**Objective:**
Turn the rows below into a numbered list, leaving out blank lines and the pictures.
╭─ Information supplied
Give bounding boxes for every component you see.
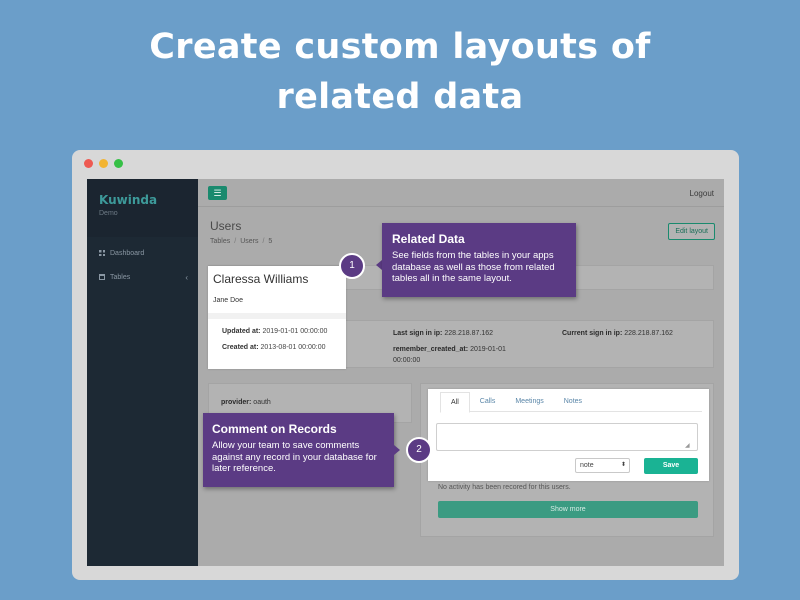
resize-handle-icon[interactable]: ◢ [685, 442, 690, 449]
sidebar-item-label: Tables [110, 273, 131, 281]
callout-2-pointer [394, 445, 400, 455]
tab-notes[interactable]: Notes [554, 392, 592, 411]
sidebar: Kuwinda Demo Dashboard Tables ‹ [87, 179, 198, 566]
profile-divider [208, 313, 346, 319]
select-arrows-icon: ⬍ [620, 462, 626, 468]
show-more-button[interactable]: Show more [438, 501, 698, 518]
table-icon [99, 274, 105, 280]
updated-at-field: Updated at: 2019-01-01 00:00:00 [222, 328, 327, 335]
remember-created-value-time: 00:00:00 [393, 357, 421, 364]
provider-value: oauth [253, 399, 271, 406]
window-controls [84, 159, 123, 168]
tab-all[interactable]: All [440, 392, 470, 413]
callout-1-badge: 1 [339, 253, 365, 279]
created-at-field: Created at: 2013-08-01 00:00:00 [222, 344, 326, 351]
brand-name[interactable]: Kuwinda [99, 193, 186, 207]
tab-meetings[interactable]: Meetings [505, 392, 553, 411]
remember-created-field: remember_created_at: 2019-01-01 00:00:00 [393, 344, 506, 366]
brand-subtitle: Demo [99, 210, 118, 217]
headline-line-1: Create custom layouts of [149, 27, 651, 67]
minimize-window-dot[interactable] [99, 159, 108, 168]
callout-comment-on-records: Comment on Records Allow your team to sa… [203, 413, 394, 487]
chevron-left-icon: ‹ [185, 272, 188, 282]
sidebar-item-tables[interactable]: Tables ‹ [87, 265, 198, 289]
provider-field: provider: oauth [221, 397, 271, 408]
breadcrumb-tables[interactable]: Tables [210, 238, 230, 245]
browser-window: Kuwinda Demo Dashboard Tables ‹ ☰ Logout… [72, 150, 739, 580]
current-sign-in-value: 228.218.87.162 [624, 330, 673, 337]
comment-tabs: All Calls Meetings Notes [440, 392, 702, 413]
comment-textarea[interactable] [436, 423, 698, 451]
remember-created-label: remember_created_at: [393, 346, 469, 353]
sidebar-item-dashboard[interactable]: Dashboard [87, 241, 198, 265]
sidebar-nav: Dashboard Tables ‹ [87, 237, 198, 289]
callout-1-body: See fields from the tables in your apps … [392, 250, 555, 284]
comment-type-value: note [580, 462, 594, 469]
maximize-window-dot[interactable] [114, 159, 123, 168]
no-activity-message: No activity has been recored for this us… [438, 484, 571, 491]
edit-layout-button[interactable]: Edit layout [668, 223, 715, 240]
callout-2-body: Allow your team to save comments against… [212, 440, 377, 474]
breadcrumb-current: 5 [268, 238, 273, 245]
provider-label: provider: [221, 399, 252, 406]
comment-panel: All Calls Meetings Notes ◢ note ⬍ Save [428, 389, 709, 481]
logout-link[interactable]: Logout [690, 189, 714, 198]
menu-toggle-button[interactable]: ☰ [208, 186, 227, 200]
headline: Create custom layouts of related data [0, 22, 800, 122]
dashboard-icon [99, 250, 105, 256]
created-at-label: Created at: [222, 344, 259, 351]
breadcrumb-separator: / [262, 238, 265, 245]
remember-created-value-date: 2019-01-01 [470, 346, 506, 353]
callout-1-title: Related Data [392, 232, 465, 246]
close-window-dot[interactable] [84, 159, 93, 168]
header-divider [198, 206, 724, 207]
╰─
**Solution to the exercise:**
1. Give bounding boxes for every component you see.
2. resize-handle-icon[interactable]: ◢ [685, 442, 690, 449]
3. sidebar-item-label: Tables [110, 273, 131, 281]
4. callout-2-pointer [394, 445, 400, 455]
5. tab-notes[interactable]: Notes [554, 392, 592, 411]
6. sidebar: Kuwinda Demo Dashboard Tables ‹ [87, 179, 198, 566]
7. profile-divider [208, 313, 346, 319]
8. select-arrows-icon: ⬍ [620, 462, 626, 468]
9. show-more-button[interactable]: Show more [438, 501, 698, 518]
10. table-icon [99, 274, 105, 280]
11. updated-at-field: Updated at: 2019-01-01 00:00:00 [222, 328, 327, 335]
12. remember-created-value-time: 00:00:00 [393, 357, 421, 364]
13. provider-value: oauth [253, 399, 271, 406]
14. window-controls [84, 159, 123, 168]
15. tab-all[interactable]: All [440, 392, 470, 413]
16. callout-1-badge: 1 [339, 253, 365, 279]
17. created-at-field: Created at: 2013-08-01 00:00:00 [222, 344, 326, 351]
18. brand-name[interactable]: Kuwinda [99, 193, 186, 207]
19. tab-meetings[interactable]: Meetings [505, 392, 553, 411]
20. remember-created-field: remember_created_at: 2019-01-01 00:00:00 [393, 344, 506, 366]
21. brand-subtitle: Demo [99, 210, 118, 217]
22. headline-line-1: Create custom layouts of [149, 27, 651, 67]
23. minimize-window-dot[interactable] [99, 159, 108, 168]
24. callout-comment-on-records: Comment on Records Allow your team to sa… [203, 413, 394, 487]
25. chevron-left-icon: ‹ [185, 272, 188, 282]
26. sidebar-item-tables[interactable]: Tables ‹ [87, 265, 198, 289]
27. provider-field: provider: oauth [221, 397, 271, 408]
28. breadcrumb-tables[interactable]: Tables [210, 238, 230, 245]
29. browser-window: Kuwinda Demo Dashboard Tables ‹ ☰ Logout… [72, 150, 739, 580]
30. current-sign-in-value: 228.218.87.162 [624, 330, 673, 337]
31. comment-tabs: All Calls Meetings Notes [440, 392, 702, 413]
32. comment-textarea[interactable] [436, 423, 698, 451]
33. remember-created-label: remember_created_at: [393, 346, 469, 353]
34. sidebar-item-dashboard[interactable]: Dashboard [87, 241, 198, 265]
35. sidebar-nav: Dashboard Tables ‹ [87, 237, 198, 289]
36. callout-1-body: See fields from the tables in your apps … [392, 250, 555, 284]
37. comment-type-value: note [580, 462, 594, 469]
38. maximize-window-dot[interactable] [114, 159, 123, 168]
39. no-activity-message: No activity has been recored for this us… [438, 484, 571, 491]
40. edit-layout-button[interactable]: Edit layout [668, 223, 715, 240]
41. callout-2-body: Allow your team to save comments against… [212, 440, 377, 474]
42. breadcrumb-current: 5 [268, 238, 273, 245]
43. provider-label: provider: [221, 399, 252, 406]
44. comment-panel: All Calls Meetings Notes ◢ note ⬍ Save [428, 389, 709, 481]
45. logout-link[interactable]: Logout [690, 189, 714, 198]
46. menu-toggle-button[interactable]: ☰ [208, 186, 227, 200]
47. headline: Create custom layouts of related data [0, 22, 800, 122]
48. dashboard-icon [99, 250, 105, 256]
49. created-at-label: Created at: [222, 344, 259, 351]
50. breadcrumb-separator: / [262, 238, 265, 245]
51. remember-created-value-date: 2019-01-01 [470, 346, 506, 353]
52. callout-1-title: Related Data [392, 232, 465, 246]
53. close-window-dot[interactable] [84, 159, 93, 168]
54. header-divider [198, 206, 724, 207]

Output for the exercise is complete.